WHAT YOU NEED TO DO> The records below are to be repeated in full, exactly as they are.

MATERIAL SUPPLIED>
..........

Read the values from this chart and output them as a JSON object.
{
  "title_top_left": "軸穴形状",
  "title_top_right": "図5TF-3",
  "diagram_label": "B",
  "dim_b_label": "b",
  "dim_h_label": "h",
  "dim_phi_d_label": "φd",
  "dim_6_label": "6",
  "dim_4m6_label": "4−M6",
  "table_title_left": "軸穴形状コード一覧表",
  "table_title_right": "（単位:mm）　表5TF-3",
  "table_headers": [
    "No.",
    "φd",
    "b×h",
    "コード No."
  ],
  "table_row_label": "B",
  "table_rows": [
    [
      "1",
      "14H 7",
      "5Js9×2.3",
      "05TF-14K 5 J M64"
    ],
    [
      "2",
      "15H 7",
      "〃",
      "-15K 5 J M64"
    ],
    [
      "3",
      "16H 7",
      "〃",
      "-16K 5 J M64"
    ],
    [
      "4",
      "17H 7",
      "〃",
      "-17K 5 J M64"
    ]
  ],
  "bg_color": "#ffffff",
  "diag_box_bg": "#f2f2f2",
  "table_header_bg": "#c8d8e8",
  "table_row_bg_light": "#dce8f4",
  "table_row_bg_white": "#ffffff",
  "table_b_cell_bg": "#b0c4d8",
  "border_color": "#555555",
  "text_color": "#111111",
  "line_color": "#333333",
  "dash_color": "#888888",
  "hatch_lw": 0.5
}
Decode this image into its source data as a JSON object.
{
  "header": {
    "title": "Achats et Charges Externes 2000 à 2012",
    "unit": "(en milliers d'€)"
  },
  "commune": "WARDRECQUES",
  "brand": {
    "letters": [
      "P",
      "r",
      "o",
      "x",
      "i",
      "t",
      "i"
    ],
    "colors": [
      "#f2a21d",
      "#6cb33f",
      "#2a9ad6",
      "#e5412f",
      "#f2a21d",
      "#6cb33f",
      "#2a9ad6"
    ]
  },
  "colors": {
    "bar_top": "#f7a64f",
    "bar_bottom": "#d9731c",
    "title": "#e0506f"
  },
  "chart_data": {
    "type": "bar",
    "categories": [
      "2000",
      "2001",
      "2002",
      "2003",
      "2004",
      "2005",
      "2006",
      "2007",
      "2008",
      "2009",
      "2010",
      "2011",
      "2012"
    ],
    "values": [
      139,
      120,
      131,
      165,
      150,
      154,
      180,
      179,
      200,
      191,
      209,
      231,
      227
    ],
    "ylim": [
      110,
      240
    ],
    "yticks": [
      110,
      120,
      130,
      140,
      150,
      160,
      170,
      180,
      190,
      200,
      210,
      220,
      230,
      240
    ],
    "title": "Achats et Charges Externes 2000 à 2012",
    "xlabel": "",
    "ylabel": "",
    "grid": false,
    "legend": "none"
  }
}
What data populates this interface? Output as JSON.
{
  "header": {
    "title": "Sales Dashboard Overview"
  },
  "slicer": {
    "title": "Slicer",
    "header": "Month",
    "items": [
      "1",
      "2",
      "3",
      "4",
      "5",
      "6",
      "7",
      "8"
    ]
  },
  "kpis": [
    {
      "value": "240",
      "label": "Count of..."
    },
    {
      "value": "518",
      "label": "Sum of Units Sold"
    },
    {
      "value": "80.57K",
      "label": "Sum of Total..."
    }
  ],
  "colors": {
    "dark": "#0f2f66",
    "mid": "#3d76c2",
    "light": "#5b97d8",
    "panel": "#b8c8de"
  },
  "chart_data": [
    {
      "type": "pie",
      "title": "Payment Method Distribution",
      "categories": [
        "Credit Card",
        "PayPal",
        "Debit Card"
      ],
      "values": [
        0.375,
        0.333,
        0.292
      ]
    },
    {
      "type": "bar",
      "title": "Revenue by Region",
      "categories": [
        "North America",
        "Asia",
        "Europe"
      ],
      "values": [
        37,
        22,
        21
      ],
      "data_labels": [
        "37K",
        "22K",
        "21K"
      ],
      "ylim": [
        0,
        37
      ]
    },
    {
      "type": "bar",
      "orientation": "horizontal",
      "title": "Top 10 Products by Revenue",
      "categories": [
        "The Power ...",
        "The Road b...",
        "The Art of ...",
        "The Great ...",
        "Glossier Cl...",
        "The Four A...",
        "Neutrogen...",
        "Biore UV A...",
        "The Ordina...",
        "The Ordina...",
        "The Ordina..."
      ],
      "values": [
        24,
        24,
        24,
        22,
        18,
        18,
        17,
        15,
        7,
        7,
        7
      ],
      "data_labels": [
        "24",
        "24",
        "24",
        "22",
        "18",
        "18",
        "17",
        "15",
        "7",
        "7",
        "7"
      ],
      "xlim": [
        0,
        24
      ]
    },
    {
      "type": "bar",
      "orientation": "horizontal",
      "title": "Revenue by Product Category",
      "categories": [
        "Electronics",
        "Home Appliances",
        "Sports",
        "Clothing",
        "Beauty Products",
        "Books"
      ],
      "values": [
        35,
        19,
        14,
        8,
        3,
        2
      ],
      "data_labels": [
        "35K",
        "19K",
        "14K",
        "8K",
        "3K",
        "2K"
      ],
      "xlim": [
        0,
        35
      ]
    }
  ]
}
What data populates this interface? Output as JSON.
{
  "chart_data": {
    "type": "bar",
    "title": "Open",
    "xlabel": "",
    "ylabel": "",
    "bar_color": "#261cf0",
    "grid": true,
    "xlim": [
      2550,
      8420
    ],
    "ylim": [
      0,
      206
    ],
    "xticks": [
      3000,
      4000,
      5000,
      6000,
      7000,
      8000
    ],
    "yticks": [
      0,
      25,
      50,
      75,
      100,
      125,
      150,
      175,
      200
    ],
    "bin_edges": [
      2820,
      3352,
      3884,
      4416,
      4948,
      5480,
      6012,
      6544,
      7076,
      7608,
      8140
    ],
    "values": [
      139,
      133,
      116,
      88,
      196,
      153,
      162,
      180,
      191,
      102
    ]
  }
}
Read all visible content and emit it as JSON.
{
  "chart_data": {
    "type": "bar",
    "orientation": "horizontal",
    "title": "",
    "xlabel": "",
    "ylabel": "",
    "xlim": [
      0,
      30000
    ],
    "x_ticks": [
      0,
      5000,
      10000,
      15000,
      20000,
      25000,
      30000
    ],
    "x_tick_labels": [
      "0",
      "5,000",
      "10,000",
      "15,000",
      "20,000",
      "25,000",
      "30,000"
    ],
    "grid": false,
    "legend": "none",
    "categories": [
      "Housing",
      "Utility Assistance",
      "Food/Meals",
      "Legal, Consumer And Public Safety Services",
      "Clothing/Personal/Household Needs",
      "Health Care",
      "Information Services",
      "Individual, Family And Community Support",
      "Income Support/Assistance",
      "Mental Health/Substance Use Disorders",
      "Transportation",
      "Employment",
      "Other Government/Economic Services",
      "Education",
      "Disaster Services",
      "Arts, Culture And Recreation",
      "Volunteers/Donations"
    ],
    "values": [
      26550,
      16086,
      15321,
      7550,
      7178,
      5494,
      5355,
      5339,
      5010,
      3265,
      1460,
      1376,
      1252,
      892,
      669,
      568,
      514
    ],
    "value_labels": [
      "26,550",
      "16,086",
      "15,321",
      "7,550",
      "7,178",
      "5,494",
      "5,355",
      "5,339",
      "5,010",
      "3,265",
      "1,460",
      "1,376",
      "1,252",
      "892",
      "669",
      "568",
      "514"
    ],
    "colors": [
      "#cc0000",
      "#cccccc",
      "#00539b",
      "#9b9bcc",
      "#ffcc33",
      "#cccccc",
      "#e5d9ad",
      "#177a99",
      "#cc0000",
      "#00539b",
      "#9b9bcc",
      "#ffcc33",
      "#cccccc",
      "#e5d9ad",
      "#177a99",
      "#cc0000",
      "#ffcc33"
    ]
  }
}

..........

FINISHED TASK>
Read the values from this chart and output them as a JSON object.
{
  "title_top_left": "軸穴形状",
  "title_top_right": "図5TF-3",
  "diagram_label": "B",
  "dim_b_label": "b",
  "dim_h_label": "h",
  "dim_phi_d_label": "φd",
  "dim_6_label": "6",
  "dim_4m6_label": "4−M6",
  "table_title_left": "軸穴形状コード一覧表",
  "table_title_right": "（単位:mm）　表5TF-3",
  "table_headers": [
    "No.",
    "φd",
    "b×h",
    "コード No."
  ],
  "table_row_label": "B",
  "table_rows": [
    [
      "1",
      "14H 7",
      "5Js9×2.3",
      "05TF-14K 5 J M64"
    ],
    [
      "2",
      "15H 7",
      "〃",
      "-15K 5 J M64"
    ],
    [
      "3",
      "16H 7",
      "〃",
      "-16K 5 J M64"
    ],
    [
      "4",
      "17H 7",
      "〃",
      "-17K 5 J M64"
    ]
  ],
  "bg_color": "#ffffff",
  "diag_box_bg": "#f2f2f2",
  "table_header_bg": "#c8d8e8",
  "table_row_bg_light": "#dce8f4",
  "table_row_bg_white": "#ffffff",
  "table_b_cell_bg": "#b0c4d8",
  "border_color": "#555555",
  "text_color": "#111111",
  "line_color": "#333333",
  "dash_color": "#888888",
  "hatch_lw": 0.5
}
Decode this image into its source data as a JSON object.
{
  "header": {
    "title": "Achats et Charges Externes 2000 à 2012",
    "unit": "(en milliers d'€)"
  },
  "commune": "WARDRECQUES",
  "brand": {
    "letters": [
      "P",
      "r",
      "o",
      "x",
      "i",
      "t",
      "i"
    ],
    "colors": [
      "#f2a21d",
      "#6cb33f",
      "#2a9ad6",
      "#e5412f",
      "#f2a21d",
      "#6cb33f",
      "#2a9ad6"
    ]
  },
  "colors": {
    "bar_top": "#f7a64f",
    "bar_bottom": "#d9731c",
    "title": "#e0506f"
  },
  "chart_data": {
    "type": "bar",
    "categories": [
      "2000",
      "2001",
      "2002",
      "2003",
      "2004",
      "2005",
      "2006",
      "2007",
      "2008",
      "2009",
      "2010",
      "2011",
      "2012"
    ],
    "values": [
      139,
      120,
      131,
      165,
      150,
      154,
      180,
      179,
      200,
      191,
      209,
      231,
      227
    ],
    "ylim": [
      110,
      240
    ],
    "yticks": [
      110,
      120,
      130,
      140,
      150,
      160,
      170,
      180,
      190,
      200,
      210,
      220,
      230,
      240
    ],
    "title": "Achats et Charges Externes 2000 à 2012",
    "xlabel": "",
    "ylabel": "",
    "grid": false,
    "legend": "none"
  }
}
What data populates this interface? Output as JSON.
{
  "header": {
    "title": "Sales Dashboard Overview"
  },
  "slicer": {
    "title": "Slicer",
    "header": "Month",
    "items": [
      "1",
      "2",
      "3",
      "4",
      "5",
      "6",
      "7",
      "8"
    ]
  },
  "kpis": [
    {
      "value": "240",
      "label": "Count of..."
    },
    {
      "value": "518",
      "label": "Sum of Units Sold"
    },
    {
      "value": "80.57K",
      "label": "Sum of Total..."
    }
  ],
  "colors": {
    "dark": "#0f2f66",
    "mid": "#3d76c2",
    "light": "#5b97d8",
    "panel": "#b8c8de"
  },
  "chart_data": [
    {
      "type": "pie",
      "title": "Payment Method Distribution",
      "categories": [
        "Credit Card",
        "PayPal",
        "Debit Card"
      ],
      "values": [
        0.375,
        0.333,
        0.292
      ]
    },
    {
      "type": "bar",
      "title": "Revenue by Region",
      "categories": [
        "North America",
        "Asia",
        "Europe"
      ],
      "values": [
        37,
        22,
        21
      ],
      "data_labels": [
        "37K",
        "22K",
        "21K"
      ],
      "ylim": [
        0,
        37
      ]
    },
    {
      "type": "bar",
      "orientation": "horizontal",
      "title": "Top 10 Products by Revenue",
      "categories": [
        "The Power ...",
        "The Road b...",
        "The Art of ...",
        "The Great ...",
        "Glossier Cl...",
        "The Four A...",
        "Neutrogen...",
        "Biore UV A...",
        "The Ordina...",
        "The Ordina...",
        "The Ordina..."
      ],
      "values": [
        24,
        24,
        24,
        22,
        18,
        18,
        17,
        15,
        7,
        7,
        7
      ],
      "data_labels": [
        "24",
        "24",
        "24",
        "22",
        "18",
        "18",
        "17",
        "15",
        "7",
        "7",
        "7"
      ],
      "xlim": [
        0,
        24
      ]
    },
    {
      "type": "bar",
      "orientation": "horizontal",
      "title": "Revenue by Product Category",
      "categories": [
        "Electronics",
        "Home Appliances",
        "Sports",
        "Clothing",
        "Beauty Products",
        "Books"
      ],
      "values": [
        35,
        19,
        14,
        8,
        3,
        2
      ],
      "data_labels": [
        "35K",
        "19K",
        "14K",
        "8K",
        "3K",
        "2K"
      ],
      "xlim": [
        0,
        35
      ]
    }
  ]
}
What data populates this interface? Output as JSON.
{
  "chart_data": {
    "type": "bar",
    "title": "Open",
    "xlabel": "",
    "ylabel": "",
    "bar_color": "#261cf0",
    "grid": true,
    "xlim": [
      2550,
      8420
    ],
    "ylim": [
      0,
      206
    ],
    "xticks": [
      3000,
      4000,
      5000,
      6000,
      7000,
      8000
    ],
    "yticks": [
      0,
      25,
      50,
      75,
      100,
      125,
      150,
      175,
      200
    ],
    "bin_edges": [
      2820,
      3352,
      3884,
      4416,
      4948,
      5480,
      6012,
      6544,
      7076,
      7608,
      8140
    ],
    "values": [
      139,
      133,
      116,
      88,
      196,
      153,
      162,
      180,
      191,
      102
    ]
  }
}
Read all visible content and emit it as JSON.
{
  "chart_data": {
    "type": "bar",
    "orientation": "horizontal",
    "title": "",
    "xlabel": "",
    "ylabel": "",
    "xlim": [
      0,
      30000
    ],
    "x_ticks": [
      0,
      5000,
      10000,
      15000,
      20000,
      25000,
      30000
    ],
    "x_tick_labels": [
      "0",
      "5,000",
      "10,000",
      "15,000",
      "20,000",
      "25,000",
      "30,000"
    ],
    "grid": false,
    "legend": "none",
    "categories": [
      "Housing",
      "Utility Assistance",
      "Food/Meals",
      "Legal, Consumer And Public Safety Services",
      "Clothing/Personal/Household Needs",
      "Health Care",
      "Information Services",
      "Individual, Family And Community Support",
      "Income Support/Assistance",
      "Mental Health/Substance Use Disorders",
      "Transportation",
      "Employment",
      "Other Government/Economic Services",
      "Education",
      "Disaster Services",
      "Arts, Culture And Recreation",
      "Volunteers/Donations"
    ],
    "values": [
      26550,
      16086,
      15321,
      7550,
      7178,
      5494,
      5355,
      5339,
      5010,
      3265,
      1460,
      1376,
      1252,
      892,
      669,
      568,
      514
    ],
    "value_labels": [
      "26,550",
      "16,086",
      "15,321",
      "7,550",
      "7,178",
      "5,494",
      "5,355",
      "5,339",
      "5,010",
      "3,265",
      "1,460",
      "1,376",
      "1,252",
      "892",
      "669",
      "568",
      "514"
    ],
    "colors": [
      "#cc0000",
      "#cccccc",
      "#00539b",
      "#9b9bcc",
      "#ffcc33",
      "#cccccc",
      "#e5d9ad",
      "#177a99",
      "#cc0000",
      "#00539b",
      "#9b9bcc",
      "#ffcc33",
      "#cccccc",
      "#e5d9ad",
      "#177a99",
      "#cc0000",
      "#ffcc33"
    ]
  }
}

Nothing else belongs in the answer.